● **TASK TO CARRY OUT**
Copy out every line that contains "know".

● **STORED RECORDS**
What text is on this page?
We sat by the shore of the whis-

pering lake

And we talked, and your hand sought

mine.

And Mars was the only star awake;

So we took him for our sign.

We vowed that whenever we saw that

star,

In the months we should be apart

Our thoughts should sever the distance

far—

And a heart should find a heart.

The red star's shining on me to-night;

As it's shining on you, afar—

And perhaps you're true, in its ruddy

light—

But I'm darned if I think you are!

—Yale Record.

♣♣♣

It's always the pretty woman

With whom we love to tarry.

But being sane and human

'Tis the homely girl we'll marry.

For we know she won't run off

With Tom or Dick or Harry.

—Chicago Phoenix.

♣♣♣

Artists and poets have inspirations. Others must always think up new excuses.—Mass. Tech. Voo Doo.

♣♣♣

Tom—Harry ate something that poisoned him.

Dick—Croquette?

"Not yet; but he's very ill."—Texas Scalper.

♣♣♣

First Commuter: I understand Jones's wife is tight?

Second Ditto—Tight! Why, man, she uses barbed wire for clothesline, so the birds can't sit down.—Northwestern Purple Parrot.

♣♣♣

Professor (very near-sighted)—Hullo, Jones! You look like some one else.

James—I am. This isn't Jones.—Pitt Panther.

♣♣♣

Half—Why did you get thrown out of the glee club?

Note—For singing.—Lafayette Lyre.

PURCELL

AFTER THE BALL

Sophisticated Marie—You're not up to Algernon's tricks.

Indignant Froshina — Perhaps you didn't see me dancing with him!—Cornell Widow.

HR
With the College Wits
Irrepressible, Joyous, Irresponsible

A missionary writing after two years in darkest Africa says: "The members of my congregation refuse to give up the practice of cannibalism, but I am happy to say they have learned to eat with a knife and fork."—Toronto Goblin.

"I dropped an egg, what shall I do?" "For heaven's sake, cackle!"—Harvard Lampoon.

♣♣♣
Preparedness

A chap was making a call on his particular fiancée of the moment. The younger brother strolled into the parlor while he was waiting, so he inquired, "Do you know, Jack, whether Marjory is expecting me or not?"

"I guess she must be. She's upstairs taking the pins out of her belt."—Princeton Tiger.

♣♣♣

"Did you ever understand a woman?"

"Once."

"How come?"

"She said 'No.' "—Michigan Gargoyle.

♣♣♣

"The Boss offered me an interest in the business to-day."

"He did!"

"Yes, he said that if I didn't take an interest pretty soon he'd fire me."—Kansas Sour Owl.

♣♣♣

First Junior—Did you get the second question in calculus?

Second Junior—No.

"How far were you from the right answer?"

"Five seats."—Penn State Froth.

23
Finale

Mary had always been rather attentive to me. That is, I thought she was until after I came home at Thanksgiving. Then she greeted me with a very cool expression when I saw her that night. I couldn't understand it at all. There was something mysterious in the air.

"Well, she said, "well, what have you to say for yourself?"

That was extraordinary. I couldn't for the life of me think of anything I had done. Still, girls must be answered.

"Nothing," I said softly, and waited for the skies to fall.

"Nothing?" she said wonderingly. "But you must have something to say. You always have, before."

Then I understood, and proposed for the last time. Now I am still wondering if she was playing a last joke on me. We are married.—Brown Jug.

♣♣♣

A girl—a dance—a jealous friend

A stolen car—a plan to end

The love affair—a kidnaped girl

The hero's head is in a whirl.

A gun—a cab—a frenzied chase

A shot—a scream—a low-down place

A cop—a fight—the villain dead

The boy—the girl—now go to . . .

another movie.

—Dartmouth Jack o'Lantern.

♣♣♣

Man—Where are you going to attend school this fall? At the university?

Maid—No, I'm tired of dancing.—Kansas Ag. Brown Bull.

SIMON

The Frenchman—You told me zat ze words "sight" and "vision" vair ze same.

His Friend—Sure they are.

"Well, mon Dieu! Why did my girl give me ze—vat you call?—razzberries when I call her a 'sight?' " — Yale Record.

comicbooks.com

● **REPLY TO THE EXERCISE**
For we know she won't run off
A chap was making a call on his particular fiancée of the moment. The younger brother strolled into the parlor while he was waiting, so he inquired, "Do you know, Jack, whether Marjory is expecting me or not?"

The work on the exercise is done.